## EXERCISE DIRECTIONS
Identify the lines containing the word "outfit". Copy each one.

[Begin SOURCE MATERIAL]

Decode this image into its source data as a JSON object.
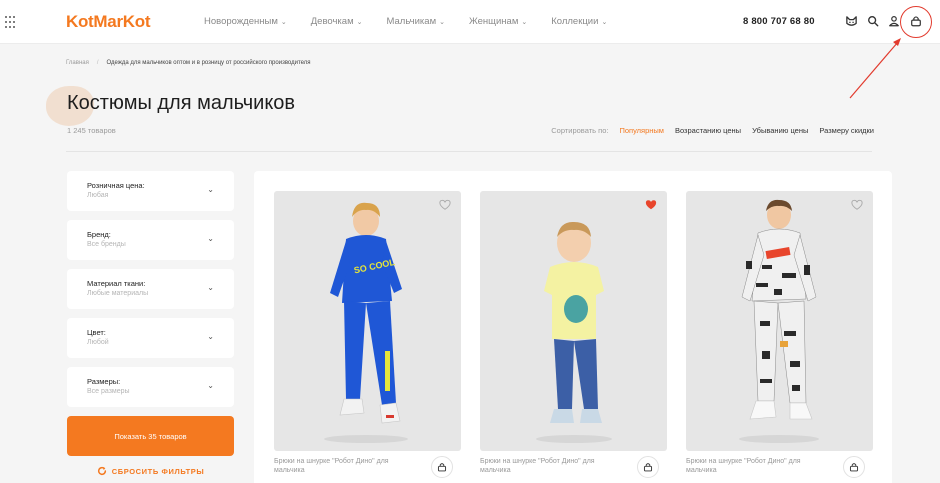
{
  "header": {
    "logo": "KotMarKot",
    "nav": [
      {
        "label": "Новорожденным",
        "icon": "chevron-down-icon"
      },
      {
        "label": "Девочкам",
        "icon": "chevron-down-icon"
      },
      {
        "label": "Мальчикам",
        "icon": "chevron-down-icon"
      },
      {
        "label": "Женщинам",
        "icon": "chevron-down-icon"
      },
      {
        "label": "Коллекции",
        "icon": "chevron-down-icon"
      }
    ],
    "chevron": "⌄",
    "phone": "8 800 707 68 80",
    "icons": [
      "cat-icon",
      "search-icon",
      "user-icon",
      "cart-icon"
    ],
    "highlight_color": "#e23b2e"
  },
  "breadcrumb": {
    "home": "Главная",
    "separator": "/",
    "current": "Одежда для мальчиков оптом и в розницу от российского производителя"
  },
  "page": {
    "title": "Костюмы для мальчиков",
    "count": "1 245 товаров"
  },
  "sort": {
    "label": "Сортировать по:",
    "options": [
      "Популярным",
      "Возрастанию цены",
      "Убыванию цены",
      "Размеру скидки"
    ],
    "active_index": 0
  },
  "filters": [
    {
      "title": "Розничная цена:",
      "value": "Любая"
    },
    {
      "title": "Бренд:",
      "value": "Все бренды"
    },
    {
      "title": "Материал ткани:",
      "value": "Любые материалы"
    },
    {
      "title": "Цвет:",
      "value": "Любой"
    },
    {
      "title": "Размеры:",
      "value": "Все размеры"
    }
  ],
  "filter_chevron": "⌄",
  "show_button": "Показать 35 товаров",
  "reset_button": "СБРОСИТЬ ФИЛЬТРЫ",
  "products": [
    {
      "name": "Брюки на шнурке \"Робот Дино\" для мальчика",
      "favorite": false,
      "outfit": "blue-tracksuit"
    },
    {
      "name": "Брюки на шнурке \"Робот Дино\" для мальчика",
      "favorite": true,
      "outfit": "yellow-tee-jeans"
    },
    {
      "name": "Брюки на шнурке \"Робот Дино\" для мальчика",
      "favorite": false,
      "outfit": "graffiti-print-suit"
    }
  ],
  "colors": {
    "accent": "#f47920",
    "heart_active": "#e8452c"
  }
}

[End SOURCE MATERIAL]

## TASK RESPONSE
      "outfit": "blue-tracksuit"
      "outfit": "yellow-tee-jeans"
      "outfit": "graffiti-print-suit"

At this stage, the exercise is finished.